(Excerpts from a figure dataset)
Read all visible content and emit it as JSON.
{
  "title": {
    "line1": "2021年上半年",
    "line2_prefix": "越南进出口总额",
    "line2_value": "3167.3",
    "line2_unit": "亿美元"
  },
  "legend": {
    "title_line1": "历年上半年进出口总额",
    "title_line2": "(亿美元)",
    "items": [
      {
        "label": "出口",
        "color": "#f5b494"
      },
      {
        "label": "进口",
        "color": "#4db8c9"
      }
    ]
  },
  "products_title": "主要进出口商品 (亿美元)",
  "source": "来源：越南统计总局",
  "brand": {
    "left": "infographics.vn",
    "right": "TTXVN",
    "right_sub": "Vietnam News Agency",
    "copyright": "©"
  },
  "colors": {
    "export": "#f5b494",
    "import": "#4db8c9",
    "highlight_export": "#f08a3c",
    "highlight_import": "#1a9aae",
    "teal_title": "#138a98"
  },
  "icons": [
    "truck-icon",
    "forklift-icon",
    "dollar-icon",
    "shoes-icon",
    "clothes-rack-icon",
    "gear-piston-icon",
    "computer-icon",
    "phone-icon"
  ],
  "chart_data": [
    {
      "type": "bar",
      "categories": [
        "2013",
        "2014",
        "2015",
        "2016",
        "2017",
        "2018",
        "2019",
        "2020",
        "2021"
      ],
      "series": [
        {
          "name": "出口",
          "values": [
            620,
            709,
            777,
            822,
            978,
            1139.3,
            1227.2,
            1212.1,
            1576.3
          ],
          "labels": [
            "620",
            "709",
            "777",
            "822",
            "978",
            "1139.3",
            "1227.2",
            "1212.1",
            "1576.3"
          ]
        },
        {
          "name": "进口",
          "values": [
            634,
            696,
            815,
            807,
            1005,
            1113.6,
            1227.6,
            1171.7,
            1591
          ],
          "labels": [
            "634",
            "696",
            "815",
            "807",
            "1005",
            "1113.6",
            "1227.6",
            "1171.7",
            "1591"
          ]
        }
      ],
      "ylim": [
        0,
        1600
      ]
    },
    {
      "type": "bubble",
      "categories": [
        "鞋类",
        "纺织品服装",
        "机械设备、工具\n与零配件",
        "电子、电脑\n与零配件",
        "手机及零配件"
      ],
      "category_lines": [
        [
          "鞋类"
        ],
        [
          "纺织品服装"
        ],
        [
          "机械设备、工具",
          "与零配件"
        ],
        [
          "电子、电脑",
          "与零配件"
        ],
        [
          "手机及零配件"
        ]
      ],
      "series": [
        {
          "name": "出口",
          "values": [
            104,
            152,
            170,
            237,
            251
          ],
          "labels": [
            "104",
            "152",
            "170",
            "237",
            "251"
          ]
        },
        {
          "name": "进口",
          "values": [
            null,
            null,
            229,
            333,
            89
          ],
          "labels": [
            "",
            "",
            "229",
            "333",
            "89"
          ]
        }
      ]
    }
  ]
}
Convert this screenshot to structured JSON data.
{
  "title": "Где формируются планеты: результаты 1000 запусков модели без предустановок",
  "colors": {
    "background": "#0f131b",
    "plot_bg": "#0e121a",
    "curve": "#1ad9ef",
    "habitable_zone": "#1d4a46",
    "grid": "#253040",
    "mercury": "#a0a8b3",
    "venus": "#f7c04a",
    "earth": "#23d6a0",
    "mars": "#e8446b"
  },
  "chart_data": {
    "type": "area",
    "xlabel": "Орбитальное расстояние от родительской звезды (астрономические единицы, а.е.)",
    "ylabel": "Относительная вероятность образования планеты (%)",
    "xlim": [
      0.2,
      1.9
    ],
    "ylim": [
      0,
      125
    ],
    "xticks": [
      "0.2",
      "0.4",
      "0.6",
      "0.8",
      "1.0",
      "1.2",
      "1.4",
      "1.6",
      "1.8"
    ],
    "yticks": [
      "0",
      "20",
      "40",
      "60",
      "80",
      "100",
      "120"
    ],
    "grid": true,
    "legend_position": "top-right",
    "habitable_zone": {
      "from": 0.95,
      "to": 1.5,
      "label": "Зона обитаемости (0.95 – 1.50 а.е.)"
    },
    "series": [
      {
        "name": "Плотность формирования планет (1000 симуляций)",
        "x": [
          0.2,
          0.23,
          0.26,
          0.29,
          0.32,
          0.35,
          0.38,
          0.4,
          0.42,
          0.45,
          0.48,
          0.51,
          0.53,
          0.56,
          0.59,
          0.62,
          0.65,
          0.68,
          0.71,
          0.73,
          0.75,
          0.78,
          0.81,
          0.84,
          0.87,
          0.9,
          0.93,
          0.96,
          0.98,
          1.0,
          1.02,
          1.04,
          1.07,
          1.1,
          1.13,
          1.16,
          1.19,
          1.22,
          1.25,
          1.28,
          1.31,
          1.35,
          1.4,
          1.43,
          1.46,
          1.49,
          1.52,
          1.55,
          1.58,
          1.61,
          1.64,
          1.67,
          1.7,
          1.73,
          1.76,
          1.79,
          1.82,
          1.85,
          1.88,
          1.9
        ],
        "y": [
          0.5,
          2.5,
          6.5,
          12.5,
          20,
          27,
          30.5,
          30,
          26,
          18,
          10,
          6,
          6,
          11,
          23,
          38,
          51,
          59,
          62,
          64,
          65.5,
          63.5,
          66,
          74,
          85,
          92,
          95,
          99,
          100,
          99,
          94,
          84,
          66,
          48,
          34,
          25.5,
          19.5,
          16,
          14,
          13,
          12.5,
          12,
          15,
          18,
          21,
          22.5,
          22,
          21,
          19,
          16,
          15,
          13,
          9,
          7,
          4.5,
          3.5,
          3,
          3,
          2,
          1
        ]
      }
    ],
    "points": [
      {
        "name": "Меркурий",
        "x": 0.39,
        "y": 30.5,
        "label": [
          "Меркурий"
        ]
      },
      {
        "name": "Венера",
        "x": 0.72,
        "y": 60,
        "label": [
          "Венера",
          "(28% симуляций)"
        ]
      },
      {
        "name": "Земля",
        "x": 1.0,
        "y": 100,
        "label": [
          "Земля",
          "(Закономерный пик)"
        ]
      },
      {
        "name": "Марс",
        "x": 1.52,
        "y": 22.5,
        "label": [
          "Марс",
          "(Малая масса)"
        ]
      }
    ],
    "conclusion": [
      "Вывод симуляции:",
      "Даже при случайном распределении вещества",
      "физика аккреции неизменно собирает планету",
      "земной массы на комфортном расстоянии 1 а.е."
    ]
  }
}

**WORK TO DO**
Reproduce the listing in full. Keep it exactly as written.

**THE COMPLETED TASK**
Read all visible content and emit it as JSON.
{
  "title": {
    "line1": "2021年上半年",
    "line2_prefix": "越南进出口总额",
    "line2_value": "3167.3",
    "line2_unit": "亿美元"
  },
  "legend": {
    "title_line1": "历年上半年进出口总额",
    "title_line2": "(亿美元)",
    "items": [
      {
        "label": "出口",
        "color": "#f5b494"
      },
      {
        "label": "进口",
        "color": "#4db8c9"
      }
    ]
  },
  "products_title": "主要进出口商品 (亿美元)",
  "source": "来源：越南统计总局",
  "brand": {
    "left": "infographics.vn",
    "right": "TTXVN",
    "right_sub": "Vietnam News Agency",
    "copyright": "©"
  },
  "colors": {
    "export": "#f5b494",
    "import": "#4db8c9",
    "highlight_export": "#f08a3c",
    "highlight_import": "#1a9aae",
    "teal_title": "#138a98"
  },
  "icons": [
    "truck-icon",
    "forklift-icon",
    "dollar-icon",
    "shoes-icon",
    "clothes-rack-icon",
    "gear-piston-icon",
    "computer-icon",
    "phone-icon"
  ],
  "chart_data": [
    {
      "type": "bar",
      "categories": [
        "2013",
        "2014",
        "2015",
        "2016",
        "2017",
        "2018",
        "2019",
        "2020",
        "2021"
      ],
      "series": [
        {
          "name": "出口",
          "values": [
            620,
            709,
            777,
            822,
            978,
            1139.3,
            1227.2,
            1212.1,
            1576.3
          ],
          "labels": [
            "620",
            "709",
            "777",
            "822",
            "978",
            "1139.3",
            "1227.2",
            "1212.1",
            "1576.3"
          ]
        },
        {
          "name": "进口",
          "values": [
            634,
            696,
            815,
            807,
            1005,
            1113.6,
            1227.6,
            1171.7,
            1591
          ],
          "labels": [
            "634",
            "696",
            "815",
            "807",
            "1005",
            "1113.6",
            "1227.6",
            "1171.7",
            "1591"
          ]
        }
      ],
      "ylim": [
        0,
        1600
      ]
    },
    {
      "type": "bubble",
      "categories": [
        "鞋类",
        "纺织品服装",
        "机械设备、工具\n与零配件",
        "电子、电脑\n与零配件",
        "手机及零配件"
      ],
      "category_lines": [
        [
          "鞋类"
        ],
        [
          "纺织品服装"
        ],
        [
          "机械设备、工具",
          "与零配件"
        ],
        [
          "电子、电脑",
          "与零配件"
        ],
        [
          "手机及零配件"
        ]
      ],
      "series": [
        {
          "name": "出口",
          "values": [
            104,
            152,
            170,
            237,
            251
          ],
          "labels": [
            "104",
            "152",
            "170",
            "237",
            "251"
          ]
        },
        {
          "name": "进口",
          "values": [
            null,
            null,
            229,
            333,
            89
          ],
          "labels": [
            "",
            "",
            "229",
            "333",
            "89"
          ]
        }
      ]
    }
  ]
}
Convert this screenshot to structured JSON data.
{
  "title": "Где формируются планеты: результаты 1000 запусков модели без предустановок",
  "colors": {
    "background": "#0f131b",
    "plot_bg": "#0e121a",
    "curve": "#1ad9ef",
    "habitable_zone": "#1d4a46",
    "grid": "#253040",
    "mercury": "#a0a8b3",
    "venus": "#f7c04a",
    "earth": "#23d6a0",
    "mars": "#e8446b"
  },
  "chart_data": {
    "type": "area",
    "xlabel": "Орбитальное расстояние от родительской звезды (астрономические единицы, а.е.)",
    "ylabel": "Относительная вероятность образования планеты (%)",
    "xlim": [
      0.2,
      1.9
    ],
    "ylim": [
      0,
      125
    ],
    "xticks": [
      "0.2",
      "0.4",
      "0.6",
      "0.8",
      "1.0",
      "1.2",
      "1.4",
      "1.6",
      "1.8"
    ],
    "yticks": [
      "0",
      "20",
      "40",
      "60",
      "80",
      "100",
      "120"
    ],
    "grid": true,
    "legend_position": "top-right",
    "habitable_zone": {
      "from": 0.95,
      "to": 1.5,
      "label": "Зона обитаемости (0.95 – 1.50 а.е.)"
    },
    "series": [
      {
        "name": "Плотность формирования планет (1000 симуляций)",
        "x": [
          0.2,
          0.23,
          0.26,
          0.29,
          0.32,
          0.35,
          0.38,
          0.4,
          0.42,
          0.45,
          0.48,
          0.51,
          0.53,
          0.56,
          0.59,
          0.62,
          0.65,
          0.68,
          0.71,
          0.73,
          0.75,
          0.78,
          0.81,
          0.84,
          0.87,
          0.9,
          0.93,
          0.96,
          0.98,
          1.0,
          1.02,
          1.04,
          1.07,
          1.1,
          1.13,
          1.16,
          1.19,
          1.22,
          1.25,
          1.28,
          1.31,
          1.35,
          1.4,
          1.43,
          1.46,
          1.49,
          1.52,
          1.55,
          1.58,
          1.61,
          1.64,
          1.67,
          1.7,
          1.73,
          1.76,
          1.79,
          1.82,
          1.85,
          1.88,
          1.9
        ],
        "y": [
          0.5,
          2.5,
          6.5,
          12.5,
          20,
          27,
          30.5,
          30,
          26,
          18,
          10,
          6,
          6,
          11,
          23,
          38,
          51,
          59,
          62,
          64,
          65.5,
          63.5,
          66,
          74,
          85,
          92,
          95,
          99,
          100,
          99,
          94,
          84,
          66,
          48,
          34,
          25.5,
          19.5,
          16,
          14,
          13,
          12.5,
          12,
          15,
          18,
          21,
          22.5,
          22,
          21,
          19,
          16,
          15,
          13,
          9,
          7,
          4.5,
          3.5,
          3,
          3,
          2,
          1
        ]
      }
    ],
    "points": [
      {
        "name": "Меркурий",
        "x": 0.39,
        "y": 30.5,
        "label": [
          "Меркурий"
        ]
      },
      {
        "name": "Венера",
        "x": 0.72,
        "y": 60,
        "label": [
          "Венера",
          "(28% симуляций)"
        ]
      },
      {
        "name": "Земля",
        "x": 1.0,
        "y": 100,
        "label": [
          "Земля",
          "(Закономерный пик)"
        ]
      },
      {
        "name": "Марс",
        "x": 1.52,
        "y": 22.5,
        "label": [
          "Марс",
          "(Малая масса)"
        ]
      }
    ],
    "conclusion": [
      "Вывод симуляции:",
      "Даже при случайном распределении вещества",
      "физика аккреции неизменно собирает планету",
      "земной массы на комфортном расстоянии 1 а.е."
    ]
  }
}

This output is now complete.